▶ **The exercise**
Scan the data below. Pull out each line where "Mozzarella" occurs.

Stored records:

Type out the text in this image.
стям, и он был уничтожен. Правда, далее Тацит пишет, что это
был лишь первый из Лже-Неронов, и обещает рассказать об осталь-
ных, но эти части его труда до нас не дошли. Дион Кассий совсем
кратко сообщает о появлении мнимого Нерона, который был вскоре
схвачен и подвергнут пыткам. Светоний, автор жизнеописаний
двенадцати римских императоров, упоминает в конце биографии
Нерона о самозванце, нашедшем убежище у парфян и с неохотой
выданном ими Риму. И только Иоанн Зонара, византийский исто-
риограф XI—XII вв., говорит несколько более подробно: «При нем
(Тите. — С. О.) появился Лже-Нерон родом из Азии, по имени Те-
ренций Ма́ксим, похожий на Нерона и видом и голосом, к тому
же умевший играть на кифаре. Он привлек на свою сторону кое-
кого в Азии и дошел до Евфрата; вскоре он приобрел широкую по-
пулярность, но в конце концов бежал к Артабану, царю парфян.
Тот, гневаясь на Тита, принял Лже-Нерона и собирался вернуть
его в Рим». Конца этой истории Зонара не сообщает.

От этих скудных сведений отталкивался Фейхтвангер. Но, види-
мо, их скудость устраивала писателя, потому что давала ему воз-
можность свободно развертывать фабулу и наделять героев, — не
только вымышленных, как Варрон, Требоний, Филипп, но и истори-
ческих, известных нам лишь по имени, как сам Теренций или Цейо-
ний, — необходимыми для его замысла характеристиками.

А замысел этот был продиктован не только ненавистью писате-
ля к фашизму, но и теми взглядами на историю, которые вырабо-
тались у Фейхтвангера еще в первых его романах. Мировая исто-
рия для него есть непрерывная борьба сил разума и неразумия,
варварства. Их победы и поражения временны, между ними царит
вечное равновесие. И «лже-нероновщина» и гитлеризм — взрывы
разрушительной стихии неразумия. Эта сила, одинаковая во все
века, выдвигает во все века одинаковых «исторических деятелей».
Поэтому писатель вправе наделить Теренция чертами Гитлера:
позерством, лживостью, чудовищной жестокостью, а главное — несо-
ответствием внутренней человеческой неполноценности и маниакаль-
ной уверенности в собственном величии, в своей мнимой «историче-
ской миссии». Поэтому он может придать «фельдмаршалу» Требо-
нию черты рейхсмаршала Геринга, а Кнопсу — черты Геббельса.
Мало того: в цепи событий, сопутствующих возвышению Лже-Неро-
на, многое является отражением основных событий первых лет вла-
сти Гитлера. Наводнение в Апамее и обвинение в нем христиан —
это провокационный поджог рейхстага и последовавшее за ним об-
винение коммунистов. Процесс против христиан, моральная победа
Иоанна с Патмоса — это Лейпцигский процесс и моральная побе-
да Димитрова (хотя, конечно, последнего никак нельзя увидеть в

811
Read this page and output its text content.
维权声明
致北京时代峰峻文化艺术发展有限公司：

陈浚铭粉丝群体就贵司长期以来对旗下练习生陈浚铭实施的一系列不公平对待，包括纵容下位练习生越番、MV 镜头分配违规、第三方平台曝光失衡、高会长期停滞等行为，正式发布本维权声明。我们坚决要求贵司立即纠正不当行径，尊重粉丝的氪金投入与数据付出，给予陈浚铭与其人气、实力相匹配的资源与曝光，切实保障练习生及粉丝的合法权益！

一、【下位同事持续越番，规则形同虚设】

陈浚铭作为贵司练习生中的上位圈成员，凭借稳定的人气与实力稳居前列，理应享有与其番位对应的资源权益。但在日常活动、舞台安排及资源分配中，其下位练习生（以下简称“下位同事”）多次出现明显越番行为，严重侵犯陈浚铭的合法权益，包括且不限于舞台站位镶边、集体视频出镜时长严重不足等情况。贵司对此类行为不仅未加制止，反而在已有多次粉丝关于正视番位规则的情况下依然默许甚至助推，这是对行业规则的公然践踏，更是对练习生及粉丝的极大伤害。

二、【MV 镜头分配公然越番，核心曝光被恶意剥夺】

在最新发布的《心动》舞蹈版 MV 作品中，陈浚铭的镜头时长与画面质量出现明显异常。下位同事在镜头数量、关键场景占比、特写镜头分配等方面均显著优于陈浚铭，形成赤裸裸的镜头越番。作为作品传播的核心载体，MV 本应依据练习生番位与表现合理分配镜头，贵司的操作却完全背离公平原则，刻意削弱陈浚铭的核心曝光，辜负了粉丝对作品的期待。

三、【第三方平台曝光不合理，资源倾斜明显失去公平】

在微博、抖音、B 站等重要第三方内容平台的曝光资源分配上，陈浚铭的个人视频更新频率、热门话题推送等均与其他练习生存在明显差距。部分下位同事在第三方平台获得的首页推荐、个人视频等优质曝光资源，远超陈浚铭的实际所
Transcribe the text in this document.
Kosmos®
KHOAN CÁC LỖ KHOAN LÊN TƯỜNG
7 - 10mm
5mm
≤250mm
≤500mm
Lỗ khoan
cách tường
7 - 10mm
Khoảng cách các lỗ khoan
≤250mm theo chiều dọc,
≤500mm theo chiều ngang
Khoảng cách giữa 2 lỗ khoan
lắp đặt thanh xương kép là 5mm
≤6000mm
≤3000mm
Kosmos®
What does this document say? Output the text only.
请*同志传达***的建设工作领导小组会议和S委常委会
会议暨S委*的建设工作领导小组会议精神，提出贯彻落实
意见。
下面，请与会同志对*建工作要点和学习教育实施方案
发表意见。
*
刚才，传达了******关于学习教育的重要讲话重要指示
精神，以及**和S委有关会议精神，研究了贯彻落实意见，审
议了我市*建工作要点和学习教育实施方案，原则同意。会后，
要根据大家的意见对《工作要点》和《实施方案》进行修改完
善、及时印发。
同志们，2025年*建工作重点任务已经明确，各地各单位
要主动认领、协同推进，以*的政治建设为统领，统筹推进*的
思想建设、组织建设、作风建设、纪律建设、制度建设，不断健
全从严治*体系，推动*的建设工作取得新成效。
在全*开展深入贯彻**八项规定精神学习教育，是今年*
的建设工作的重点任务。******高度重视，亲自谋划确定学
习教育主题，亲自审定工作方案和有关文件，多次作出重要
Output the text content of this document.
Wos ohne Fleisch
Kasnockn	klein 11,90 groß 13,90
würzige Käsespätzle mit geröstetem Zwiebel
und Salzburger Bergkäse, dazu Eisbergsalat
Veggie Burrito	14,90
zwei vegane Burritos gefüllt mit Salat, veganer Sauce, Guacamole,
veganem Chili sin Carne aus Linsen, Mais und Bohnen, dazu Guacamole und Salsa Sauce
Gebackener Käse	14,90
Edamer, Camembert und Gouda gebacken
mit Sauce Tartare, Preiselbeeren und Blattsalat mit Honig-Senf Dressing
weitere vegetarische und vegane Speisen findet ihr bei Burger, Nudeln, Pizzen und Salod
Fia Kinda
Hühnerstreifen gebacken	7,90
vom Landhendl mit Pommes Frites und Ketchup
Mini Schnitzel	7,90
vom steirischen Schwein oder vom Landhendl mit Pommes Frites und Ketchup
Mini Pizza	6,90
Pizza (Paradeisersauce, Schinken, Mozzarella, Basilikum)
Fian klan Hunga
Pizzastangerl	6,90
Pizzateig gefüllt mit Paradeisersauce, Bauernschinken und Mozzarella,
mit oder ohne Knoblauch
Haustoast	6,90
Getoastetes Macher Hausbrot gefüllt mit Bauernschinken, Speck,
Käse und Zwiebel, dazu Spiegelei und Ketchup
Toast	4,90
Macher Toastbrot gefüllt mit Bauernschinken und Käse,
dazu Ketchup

▶ **Finished task**
Pizza (Paradeisersauce, Schinken, Mozzarella, Basilikum)
Pizzateig gefüllt mit Paradeisersauce, Bauernschinken und Mozzarella,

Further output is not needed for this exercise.